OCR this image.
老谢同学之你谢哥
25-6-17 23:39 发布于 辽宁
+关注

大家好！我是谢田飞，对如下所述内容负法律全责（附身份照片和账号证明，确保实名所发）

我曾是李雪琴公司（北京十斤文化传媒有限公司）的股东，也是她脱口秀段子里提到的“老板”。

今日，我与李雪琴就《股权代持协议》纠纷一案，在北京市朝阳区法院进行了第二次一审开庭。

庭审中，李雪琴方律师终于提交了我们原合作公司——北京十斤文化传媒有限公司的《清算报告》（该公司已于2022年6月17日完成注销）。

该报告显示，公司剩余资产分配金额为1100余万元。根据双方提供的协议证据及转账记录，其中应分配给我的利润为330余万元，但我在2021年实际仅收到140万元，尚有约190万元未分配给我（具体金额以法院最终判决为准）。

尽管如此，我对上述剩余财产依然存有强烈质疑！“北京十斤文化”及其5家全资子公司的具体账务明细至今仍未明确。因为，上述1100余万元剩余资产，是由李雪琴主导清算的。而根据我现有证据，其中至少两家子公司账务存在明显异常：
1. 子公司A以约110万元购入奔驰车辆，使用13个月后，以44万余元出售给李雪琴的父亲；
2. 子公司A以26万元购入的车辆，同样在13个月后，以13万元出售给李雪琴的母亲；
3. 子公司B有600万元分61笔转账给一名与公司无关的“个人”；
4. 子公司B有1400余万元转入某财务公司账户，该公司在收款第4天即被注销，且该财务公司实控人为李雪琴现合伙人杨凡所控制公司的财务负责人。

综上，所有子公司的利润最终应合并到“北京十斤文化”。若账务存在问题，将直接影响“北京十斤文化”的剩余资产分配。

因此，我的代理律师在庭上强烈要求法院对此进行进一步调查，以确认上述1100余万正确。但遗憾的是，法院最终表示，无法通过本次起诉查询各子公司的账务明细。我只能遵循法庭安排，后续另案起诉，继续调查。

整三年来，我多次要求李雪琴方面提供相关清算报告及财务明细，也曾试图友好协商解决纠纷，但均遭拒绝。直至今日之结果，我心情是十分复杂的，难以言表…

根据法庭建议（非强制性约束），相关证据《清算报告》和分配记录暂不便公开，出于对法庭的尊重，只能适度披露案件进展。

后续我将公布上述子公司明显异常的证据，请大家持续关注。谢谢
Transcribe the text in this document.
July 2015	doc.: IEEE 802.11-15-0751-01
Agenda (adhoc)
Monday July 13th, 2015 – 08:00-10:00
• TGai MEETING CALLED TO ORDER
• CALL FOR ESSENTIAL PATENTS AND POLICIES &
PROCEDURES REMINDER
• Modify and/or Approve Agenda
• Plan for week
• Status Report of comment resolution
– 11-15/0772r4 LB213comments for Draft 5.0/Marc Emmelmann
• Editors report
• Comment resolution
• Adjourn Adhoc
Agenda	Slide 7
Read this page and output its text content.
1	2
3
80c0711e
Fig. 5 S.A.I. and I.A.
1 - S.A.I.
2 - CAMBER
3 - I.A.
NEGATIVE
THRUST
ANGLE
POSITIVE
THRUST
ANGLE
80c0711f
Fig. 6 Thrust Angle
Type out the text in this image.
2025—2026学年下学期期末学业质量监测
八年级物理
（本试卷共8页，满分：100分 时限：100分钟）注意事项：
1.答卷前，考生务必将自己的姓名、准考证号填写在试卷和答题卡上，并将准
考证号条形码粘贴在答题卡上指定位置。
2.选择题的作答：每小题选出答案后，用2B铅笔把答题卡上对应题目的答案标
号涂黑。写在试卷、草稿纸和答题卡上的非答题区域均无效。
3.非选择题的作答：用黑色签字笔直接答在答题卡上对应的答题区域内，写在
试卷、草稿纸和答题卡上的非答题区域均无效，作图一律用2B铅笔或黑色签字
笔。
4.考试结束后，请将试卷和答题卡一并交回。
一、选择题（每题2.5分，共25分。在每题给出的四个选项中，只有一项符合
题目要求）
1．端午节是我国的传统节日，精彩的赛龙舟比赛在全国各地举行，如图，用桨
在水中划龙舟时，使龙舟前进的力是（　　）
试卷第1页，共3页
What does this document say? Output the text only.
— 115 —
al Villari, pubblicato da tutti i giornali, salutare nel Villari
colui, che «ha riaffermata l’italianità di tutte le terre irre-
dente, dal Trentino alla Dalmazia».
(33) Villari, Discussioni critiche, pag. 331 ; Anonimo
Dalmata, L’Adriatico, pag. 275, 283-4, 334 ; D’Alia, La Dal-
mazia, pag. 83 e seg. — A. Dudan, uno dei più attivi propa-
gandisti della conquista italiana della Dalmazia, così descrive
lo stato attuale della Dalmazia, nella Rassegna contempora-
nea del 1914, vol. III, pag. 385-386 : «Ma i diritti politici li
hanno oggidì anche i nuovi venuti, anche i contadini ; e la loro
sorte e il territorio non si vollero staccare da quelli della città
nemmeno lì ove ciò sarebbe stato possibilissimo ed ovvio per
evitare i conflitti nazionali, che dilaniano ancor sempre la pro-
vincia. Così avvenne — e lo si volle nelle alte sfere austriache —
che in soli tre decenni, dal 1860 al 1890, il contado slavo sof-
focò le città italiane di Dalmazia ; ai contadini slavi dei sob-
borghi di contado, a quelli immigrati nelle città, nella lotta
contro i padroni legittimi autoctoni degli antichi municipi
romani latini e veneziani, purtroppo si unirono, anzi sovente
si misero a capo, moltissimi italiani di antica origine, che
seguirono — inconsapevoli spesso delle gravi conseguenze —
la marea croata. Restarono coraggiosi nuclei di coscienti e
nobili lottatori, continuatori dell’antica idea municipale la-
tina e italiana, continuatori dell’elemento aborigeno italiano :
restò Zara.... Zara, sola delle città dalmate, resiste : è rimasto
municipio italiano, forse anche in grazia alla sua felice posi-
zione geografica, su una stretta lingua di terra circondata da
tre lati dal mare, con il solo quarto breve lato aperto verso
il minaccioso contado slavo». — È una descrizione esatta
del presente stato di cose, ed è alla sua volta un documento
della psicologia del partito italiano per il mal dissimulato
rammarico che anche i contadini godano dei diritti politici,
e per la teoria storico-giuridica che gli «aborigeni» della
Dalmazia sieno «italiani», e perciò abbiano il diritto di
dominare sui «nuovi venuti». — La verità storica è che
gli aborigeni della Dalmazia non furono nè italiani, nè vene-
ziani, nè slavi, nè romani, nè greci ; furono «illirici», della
═══
**The exercise**
Copy whichever lines in the listing above contain the word "nelle".

**Response**
vincia. Così avvenne — e lo si volle nelle alte sfere austriache —
borghi di contado, a quelli immigrati nelle città, nella lotta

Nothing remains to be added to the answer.